_PROVIDED RECORDS_.
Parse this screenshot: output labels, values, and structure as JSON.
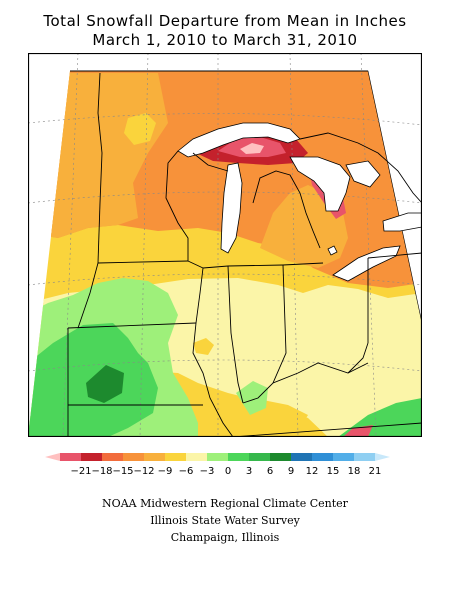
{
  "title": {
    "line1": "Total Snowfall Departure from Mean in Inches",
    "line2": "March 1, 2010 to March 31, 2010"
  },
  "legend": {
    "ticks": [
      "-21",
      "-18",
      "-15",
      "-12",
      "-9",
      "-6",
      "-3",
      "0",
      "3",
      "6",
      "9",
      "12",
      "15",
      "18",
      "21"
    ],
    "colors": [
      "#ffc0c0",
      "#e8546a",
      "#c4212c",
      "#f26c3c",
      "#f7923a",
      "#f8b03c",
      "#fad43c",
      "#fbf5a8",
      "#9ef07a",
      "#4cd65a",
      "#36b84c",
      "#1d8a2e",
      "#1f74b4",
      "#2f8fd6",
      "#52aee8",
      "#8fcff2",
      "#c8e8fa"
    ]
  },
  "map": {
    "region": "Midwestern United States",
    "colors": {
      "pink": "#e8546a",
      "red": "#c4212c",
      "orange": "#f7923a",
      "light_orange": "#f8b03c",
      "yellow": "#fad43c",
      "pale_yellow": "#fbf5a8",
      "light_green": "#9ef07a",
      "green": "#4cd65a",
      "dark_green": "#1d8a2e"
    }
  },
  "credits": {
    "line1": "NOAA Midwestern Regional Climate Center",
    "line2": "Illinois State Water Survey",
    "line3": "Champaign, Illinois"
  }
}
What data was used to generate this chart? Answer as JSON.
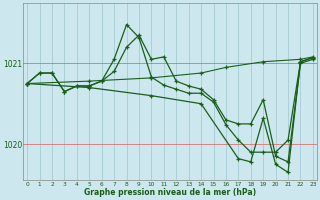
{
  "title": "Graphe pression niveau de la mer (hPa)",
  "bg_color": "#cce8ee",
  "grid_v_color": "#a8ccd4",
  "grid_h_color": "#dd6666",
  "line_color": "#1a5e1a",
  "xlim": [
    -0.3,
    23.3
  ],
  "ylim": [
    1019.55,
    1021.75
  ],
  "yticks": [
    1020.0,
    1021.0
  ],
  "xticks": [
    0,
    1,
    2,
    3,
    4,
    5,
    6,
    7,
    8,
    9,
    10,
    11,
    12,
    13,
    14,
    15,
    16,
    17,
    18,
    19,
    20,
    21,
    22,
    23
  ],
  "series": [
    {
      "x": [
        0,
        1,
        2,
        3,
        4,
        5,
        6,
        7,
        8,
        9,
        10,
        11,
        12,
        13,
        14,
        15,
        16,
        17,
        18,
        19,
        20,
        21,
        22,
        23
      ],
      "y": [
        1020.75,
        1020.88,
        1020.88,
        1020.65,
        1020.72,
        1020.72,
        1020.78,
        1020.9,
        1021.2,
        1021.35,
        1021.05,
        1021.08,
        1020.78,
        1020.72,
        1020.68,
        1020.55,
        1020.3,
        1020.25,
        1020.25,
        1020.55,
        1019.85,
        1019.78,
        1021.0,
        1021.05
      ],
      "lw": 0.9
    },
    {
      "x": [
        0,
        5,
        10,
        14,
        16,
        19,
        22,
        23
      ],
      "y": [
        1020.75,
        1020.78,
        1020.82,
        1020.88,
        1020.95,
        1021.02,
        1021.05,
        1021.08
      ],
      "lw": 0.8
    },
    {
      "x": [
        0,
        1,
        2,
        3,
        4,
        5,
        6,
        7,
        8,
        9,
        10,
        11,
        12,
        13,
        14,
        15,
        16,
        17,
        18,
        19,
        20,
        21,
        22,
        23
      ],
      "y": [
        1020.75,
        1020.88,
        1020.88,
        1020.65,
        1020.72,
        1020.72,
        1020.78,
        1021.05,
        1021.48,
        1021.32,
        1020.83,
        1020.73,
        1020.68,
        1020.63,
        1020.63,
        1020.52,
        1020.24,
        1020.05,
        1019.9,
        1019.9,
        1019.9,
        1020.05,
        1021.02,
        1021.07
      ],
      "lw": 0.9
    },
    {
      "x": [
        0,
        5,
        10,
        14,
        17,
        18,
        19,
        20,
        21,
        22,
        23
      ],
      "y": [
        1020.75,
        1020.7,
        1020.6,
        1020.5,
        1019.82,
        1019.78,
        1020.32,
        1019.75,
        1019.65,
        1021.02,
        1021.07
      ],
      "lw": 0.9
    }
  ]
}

_EXERCISE BRIEF_. Quote every record above exactly, leaving out any pictures.

_EXERCISE SOLUTION_.
Parse this screenshot: output labels, values, and structure as JSON.
{
  "title": {
    "line1": "Total Snowfall Departure from Mean in Inches",
    "line2": "March 1, 2010 to March 31, 2010"
  },
  "legend": {
    "ticks": [
      "-21",
      "-18",
      "-15",
      "-12",
      "-9",
      "-6",
      "-3",
      "0",
      "3",
      "6",
      "9",
      "12",
      "15",
      "18",
      "21"
    ],
    "colors": [
      "#ffc0c0",
      "#e8546a",
      "#c4212c",
      "#f26c3c",
      "#f7923a",
      "#f8b03c",
      "#fad43c",
      "#fbf5a8",
      "#9ef07a",
      "#4cd65a",
      "#36b84c",
      "#1d8a2e",
      "#1f74b4",
      "#2f8fd6",
      "#52aee8",
      "#8fcff2",
      "#c8e8fa"
    ]
  },
  "map": {
    "region": "Midwestern United States",
    "colors": {
      "pink": "#e8546a",
      "red": "#c4212c",
      "orange": "#f7923a",
      "light_orange": "#f8b03c",
      "yellow": "#fad43c",
      "pale_yellow": "#fbf5a8",
      "light_green": "#9ef07a",
      "green": "#4cd65a",
      "dark_green": "#1d8a2e"
    }
  },
  "credits": {
    "line1": "NOAA Midwestern Regional Climate Center",
    "line2": "Illinois State Water Survey",
    "line3": "Champaign, Illinois"
  }
}
What data was used to generate this chart? Answer as JSON.
{
  "title": "Graphe pression niveau de la mer (hPa)",
  "bg_color": "#cce8ee",
  "grid_v_color": "#a8ccd4",
  "grid_h_color": "#dd6666",
  "line_color": "#1a5e1a",
  "xlim": [
    -0.3,
    23.3
  ],
  "ylim": [
    1019.55,
    1021.75
  ],
  "yticks": [
    1020.0,
    1021.0
  ],
  "xticks": [
    0,
    1,
    2,
    3,
    4,
    5,
    6,
    7,
    8,
    9,
    10,
    11,
    12,
    13,
    14,
    15,
    16,
    17,
    18,
    19,
    20,
    21,
    22,
    23
  ],
  "series": [
    {
      "x": [
        0,
        1,
        2,
        3,
        4,
        5,
        6,
        7,
        8,
        9,
        10,
        11,
        12,
        13,
        14,
        15,
        16,
        17,
        18,
        19,
        20,
        21,
        22,
        23
      ],
      "y": [
        1020.75,
        1020.88,
        1020.88,
        1020.65,
        1020.72,
        1020.72,
        1020.78,
        1020.9,
        1021.2,
        1021.35,
        1021.05,
        1021.08,
        1020.78,
        1020.72,
        1020.68,
        1020.55,
        1020.3,
        1020.25,
        1020.25,
        1020.55,
        1019.85,
        1019.78,
        1021.0,
        1021.05
      ],
      "lw": 0.9
    },
    {
      "x": [
        0,
        5,
        10,
        14,
        16,
        19,
        22,
        23
      ],
      "y": [
        1020.75,
        1020.78,
        1020.82,
        1020.88,
        1020.95,
        1021.02,
        1021.05,
        1021.08
      ],
      "lw": 0.8
    },
    {
      "x": [
        0,
        1,
        2,
        3,
        4,
        5,
        6,
        7,
        8,
        9,
        10,
        11,
        12,
        13,
        14,
        15,
        16,
        17,
        18,
        19,
        20,
        21,
        22,
        23
      ],
      "y": [
        1020.75,
        1020.88,
        1020.88,
        1020.65,
        1020.72,
        1020.72,
        1020.78,
        1021.05,
        1021.48,
        1021.32,
        1020.83,
        1020.73,
        1020.68,
        1020.63,
        1020.63,
        1020.52,
        1020.24,
        1020.05,
        1019.9,
        1019.9,
        1019.9,
        1020.05,
        1021.02,
        1021.07
      ],
      "lw": 0.9
    },
    {
      "x": [
        0,
        5,
        10,
        14,
        17,
        18,
        19,
        20,
        21,
        22,
        23
      ],
      "y": [
        1020.75,
        1020.7,
        1020.6,
        1020.5,
        1019.82,
        1019.78,
        1020.32,
        1019.75,
        1019.65,
        1021.02,
        1021.07
      ],
      "lw": 0.9
    }
  ]
}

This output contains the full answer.